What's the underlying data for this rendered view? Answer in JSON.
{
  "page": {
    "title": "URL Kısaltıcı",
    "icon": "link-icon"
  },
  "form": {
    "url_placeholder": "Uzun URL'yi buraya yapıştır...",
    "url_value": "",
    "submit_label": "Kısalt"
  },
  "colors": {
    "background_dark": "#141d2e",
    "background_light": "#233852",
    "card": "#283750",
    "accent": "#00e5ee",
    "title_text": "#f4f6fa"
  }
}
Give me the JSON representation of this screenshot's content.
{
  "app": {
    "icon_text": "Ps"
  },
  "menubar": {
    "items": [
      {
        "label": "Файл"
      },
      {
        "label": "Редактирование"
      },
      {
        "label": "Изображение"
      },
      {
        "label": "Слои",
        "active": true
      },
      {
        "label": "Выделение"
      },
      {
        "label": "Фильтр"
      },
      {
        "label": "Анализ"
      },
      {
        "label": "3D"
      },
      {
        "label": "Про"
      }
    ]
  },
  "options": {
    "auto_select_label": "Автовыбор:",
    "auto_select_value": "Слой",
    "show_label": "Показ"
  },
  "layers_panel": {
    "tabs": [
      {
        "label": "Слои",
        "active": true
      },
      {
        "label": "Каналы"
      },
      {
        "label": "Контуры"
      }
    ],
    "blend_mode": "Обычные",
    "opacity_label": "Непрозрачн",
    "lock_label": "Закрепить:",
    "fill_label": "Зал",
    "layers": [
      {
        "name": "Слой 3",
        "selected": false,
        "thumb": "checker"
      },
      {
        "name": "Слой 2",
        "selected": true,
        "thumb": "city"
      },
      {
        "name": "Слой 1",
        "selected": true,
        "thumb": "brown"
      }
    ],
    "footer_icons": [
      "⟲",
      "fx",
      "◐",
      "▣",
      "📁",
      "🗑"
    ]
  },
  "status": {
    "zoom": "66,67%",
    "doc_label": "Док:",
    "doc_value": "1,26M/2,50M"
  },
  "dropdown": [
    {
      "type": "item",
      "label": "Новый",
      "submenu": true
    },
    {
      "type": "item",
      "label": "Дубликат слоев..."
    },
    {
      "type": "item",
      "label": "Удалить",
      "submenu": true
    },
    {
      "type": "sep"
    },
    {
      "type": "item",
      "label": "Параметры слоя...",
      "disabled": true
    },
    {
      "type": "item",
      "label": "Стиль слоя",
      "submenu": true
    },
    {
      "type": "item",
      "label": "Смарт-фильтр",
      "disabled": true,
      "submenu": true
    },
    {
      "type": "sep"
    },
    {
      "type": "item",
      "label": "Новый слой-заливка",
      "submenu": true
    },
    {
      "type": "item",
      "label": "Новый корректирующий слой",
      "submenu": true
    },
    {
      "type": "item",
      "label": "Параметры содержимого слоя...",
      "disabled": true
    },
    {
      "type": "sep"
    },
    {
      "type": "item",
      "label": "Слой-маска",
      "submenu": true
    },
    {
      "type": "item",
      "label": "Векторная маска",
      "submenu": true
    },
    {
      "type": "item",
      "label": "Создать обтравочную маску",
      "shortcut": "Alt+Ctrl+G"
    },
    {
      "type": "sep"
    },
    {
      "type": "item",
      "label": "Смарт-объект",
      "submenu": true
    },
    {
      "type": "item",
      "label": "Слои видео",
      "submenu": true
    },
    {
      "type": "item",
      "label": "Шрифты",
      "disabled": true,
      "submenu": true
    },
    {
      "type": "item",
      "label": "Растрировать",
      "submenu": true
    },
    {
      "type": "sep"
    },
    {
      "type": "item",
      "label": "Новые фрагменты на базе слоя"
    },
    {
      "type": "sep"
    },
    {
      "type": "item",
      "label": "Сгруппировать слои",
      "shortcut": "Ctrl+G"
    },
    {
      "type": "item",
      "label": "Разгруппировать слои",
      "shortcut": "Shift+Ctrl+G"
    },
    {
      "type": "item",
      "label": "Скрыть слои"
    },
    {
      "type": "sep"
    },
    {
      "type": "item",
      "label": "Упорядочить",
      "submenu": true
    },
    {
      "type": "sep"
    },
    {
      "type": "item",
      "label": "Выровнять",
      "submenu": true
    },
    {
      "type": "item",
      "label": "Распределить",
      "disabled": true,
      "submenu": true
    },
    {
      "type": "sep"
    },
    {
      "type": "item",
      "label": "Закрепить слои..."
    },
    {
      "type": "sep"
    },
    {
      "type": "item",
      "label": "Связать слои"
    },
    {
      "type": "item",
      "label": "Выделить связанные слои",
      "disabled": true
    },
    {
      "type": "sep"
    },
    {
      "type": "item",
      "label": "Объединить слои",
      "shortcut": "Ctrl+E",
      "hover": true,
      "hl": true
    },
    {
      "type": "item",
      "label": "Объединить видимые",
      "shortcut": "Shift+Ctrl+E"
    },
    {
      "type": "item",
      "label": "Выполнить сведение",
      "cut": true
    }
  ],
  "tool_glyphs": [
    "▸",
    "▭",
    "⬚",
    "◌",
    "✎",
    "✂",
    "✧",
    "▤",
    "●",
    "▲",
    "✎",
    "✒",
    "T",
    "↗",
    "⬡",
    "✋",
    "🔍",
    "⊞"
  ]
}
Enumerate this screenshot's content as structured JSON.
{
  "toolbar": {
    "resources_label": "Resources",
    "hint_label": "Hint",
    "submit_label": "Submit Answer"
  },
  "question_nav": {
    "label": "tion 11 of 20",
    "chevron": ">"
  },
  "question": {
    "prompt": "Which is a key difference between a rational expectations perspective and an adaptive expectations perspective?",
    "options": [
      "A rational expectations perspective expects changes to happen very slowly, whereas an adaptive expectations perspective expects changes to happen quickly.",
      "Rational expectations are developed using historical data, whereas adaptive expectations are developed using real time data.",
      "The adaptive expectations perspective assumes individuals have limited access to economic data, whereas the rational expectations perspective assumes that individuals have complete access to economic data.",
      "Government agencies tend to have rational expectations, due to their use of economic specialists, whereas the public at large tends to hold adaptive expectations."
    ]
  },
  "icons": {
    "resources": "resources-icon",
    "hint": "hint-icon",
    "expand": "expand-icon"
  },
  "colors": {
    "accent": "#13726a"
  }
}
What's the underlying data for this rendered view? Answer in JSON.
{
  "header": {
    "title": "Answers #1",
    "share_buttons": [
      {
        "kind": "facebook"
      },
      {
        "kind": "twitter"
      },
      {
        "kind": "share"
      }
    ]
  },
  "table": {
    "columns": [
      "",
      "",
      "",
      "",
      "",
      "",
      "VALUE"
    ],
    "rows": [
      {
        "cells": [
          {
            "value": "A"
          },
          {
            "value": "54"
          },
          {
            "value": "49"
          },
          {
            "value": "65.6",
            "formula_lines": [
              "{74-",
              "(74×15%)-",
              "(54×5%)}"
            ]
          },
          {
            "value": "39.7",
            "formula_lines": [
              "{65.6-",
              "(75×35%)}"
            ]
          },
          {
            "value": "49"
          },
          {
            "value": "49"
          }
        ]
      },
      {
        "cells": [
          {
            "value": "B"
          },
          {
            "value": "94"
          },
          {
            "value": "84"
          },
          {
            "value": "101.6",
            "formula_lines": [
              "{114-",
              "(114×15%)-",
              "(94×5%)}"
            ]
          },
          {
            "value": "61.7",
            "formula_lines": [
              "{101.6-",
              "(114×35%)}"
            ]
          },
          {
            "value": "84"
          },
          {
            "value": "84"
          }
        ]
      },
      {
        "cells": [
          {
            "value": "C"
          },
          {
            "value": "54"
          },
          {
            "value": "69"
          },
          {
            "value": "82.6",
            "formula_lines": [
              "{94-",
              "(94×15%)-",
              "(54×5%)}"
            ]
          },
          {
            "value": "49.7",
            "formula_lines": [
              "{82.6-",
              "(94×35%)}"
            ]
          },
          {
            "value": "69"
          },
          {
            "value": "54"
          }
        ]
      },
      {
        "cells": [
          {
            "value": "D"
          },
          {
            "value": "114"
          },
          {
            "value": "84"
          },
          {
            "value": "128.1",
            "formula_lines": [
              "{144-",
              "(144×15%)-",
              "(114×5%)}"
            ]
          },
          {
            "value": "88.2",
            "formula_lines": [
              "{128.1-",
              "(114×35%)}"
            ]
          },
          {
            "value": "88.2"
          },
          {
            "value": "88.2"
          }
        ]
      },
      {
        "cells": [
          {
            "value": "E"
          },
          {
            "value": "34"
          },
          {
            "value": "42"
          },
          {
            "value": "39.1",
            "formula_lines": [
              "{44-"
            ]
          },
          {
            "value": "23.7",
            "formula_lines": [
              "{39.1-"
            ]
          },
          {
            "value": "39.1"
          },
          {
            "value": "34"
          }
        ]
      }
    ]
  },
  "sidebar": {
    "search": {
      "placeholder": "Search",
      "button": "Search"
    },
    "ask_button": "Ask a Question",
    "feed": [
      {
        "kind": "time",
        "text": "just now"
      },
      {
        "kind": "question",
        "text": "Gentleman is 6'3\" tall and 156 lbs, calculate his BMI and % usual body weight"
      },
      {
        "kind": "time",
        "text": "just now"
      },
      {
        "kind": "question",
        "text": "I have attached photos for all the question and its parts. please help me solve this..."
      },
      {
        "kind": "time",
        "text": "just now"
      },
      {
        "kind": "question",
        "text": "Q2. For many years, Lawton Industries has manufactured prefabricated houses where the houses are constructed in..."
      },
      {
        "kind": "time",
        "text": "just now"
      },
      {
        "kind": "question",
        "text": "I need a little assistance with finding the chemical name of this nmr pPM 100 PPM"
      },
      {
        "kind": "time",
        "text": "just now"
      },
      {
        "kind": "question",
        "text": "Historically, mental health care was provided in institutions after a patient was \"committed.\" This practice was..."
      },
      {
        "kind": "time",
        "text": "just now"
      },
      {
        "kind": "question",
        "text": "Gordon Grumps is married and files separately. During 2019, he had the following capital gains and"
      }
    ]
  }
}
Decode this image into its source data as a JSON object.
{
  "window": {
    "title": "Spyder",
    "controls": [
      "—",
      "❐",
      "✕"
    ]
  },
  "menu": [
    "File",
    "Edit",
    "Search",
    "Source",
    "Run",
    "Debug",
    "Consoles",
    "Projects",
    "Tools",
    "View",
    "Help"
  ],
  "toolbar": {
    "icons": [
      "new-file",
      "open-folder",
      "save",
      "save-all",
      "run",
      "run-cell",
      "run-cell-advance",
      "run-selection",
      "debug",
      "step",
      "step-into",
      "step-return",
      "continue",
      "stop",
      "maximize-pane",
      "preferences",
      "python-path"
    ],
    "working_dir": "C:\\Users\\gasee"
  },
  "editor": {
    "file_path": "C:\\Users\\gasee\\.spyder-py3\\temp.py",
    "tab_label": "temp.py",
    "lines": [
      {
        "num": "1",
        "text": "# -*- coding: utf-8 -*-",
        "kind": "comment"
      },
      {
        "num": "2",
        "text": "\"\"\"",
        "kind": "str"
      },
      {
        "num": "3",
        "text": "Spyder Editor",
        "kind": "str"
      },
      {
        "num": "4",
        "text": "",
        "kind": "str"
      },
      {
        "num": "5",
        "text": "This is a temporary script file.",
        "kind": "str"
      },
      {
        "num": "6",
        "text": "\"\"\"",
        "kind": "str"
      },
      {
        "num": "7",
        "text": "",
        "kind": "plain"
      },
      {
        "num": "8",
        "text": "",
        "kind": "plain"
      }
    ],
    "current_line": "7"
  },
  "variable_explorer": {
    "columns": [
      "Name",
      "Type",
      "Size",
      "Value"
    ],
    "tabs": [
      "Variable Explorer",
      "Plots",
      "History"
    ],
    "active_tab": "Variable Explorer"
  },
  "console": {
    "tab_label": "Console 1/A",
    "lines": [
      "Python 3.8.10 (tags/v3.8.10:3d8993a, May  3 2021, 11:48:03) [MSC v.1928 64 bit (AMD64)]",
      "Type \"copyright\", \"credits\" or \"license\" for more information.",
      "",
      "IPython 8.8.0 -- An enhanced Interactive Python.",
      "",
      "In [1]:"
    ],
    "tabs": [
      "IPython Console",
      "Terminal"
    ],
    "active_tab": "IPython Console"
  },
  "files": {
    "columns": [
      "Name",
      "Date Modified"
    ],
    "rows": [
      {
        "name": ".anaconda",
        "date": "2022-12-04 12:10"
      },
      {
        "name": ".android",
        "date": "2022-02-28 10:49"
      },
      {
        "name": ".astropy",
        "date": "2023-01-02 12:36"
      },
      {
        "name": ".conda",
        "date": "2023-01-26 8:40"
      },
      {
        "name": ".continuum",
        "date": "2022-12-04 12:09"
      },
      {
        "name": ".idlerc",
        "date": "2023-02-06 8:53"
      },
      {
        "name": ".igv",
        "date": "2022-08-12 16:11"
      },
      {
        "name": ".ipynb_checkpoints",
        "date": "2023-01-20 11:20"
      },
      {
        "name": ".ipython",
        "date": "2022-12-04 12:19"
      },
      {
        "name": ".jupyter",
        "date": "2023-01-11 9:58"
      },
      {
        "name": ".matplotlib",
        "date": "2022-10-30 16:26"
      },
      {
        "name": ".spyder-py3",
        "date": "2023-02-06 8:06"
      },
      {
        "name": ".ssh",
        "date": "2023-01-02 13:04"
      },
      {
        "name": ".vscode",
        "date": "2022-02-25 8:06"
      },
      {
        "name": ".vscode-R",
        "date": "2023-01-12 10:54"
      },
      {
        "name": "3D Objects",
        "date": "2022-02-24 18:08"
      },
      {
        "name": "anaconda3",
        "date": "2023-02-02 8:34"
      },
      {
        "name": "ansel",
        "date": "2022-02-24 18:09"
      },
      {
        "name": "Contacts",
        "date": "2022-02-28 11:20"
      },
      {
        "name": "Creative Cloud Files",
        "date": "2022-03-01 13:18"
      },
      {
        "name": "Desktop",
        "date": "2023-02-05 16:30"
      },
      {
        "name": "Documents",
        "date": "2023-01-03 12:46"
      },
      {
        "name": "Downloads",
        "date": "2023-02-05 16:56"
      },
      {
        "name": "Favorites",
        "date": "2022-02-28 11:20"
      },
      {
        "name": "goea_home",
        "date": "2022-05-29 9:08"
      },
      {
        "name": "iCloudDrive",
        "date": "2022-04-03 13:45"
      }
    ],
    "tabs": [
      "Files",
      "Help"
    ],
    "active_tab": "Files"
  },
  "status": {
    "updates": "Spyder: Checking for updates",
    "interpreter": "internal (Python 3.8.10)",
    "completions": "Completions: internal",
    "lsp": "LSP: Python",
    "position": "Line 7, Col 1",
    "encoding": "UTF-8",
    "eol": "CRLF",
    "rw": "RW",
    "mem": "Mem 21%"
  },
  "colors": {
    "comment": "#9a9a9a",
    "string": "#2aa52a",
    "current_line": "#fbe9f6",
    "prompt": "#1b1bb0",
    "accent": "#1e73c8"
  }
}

══════════

Of the lines in this listing, report how many contain the string "into", and give the number only.

2